--- start ---

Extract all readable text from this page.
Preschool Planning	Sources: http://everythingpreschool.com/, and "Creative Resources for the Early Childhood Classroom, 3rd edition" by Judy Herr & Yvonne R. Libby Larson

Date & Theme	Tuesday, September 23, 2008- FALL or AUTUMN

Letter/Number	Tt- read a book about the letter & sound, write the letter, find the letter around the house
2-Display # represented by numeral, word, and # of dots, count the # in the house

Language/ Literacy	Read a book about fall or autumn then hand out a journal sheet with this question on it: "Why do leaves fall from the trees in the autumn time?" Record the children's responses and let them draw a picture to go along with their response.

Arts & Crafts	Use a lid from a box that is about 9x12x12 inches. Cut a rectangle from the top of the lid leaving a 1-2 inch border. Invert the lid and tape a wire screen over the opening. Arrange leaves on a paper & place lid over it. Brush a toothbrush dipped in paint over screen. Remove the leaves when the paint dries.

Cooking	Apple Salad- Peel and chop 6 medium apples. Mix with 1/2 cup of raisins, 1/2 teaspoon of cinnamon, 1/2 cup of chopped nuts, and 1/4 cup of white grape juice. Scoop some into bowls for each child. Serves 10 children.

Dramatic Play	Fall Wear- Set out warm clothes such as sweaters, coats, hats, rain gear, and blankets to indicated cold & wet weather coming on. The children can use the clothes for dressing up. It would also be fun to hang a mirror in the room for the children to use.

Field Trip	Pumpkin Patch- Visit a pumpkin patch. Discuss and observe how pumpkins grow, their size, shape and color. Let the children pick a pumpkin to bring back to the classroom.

--- end ---

**Requirement**. Tally the lines of the listing that include "house". Reply with nothing but the count.

**Response to this task**. 2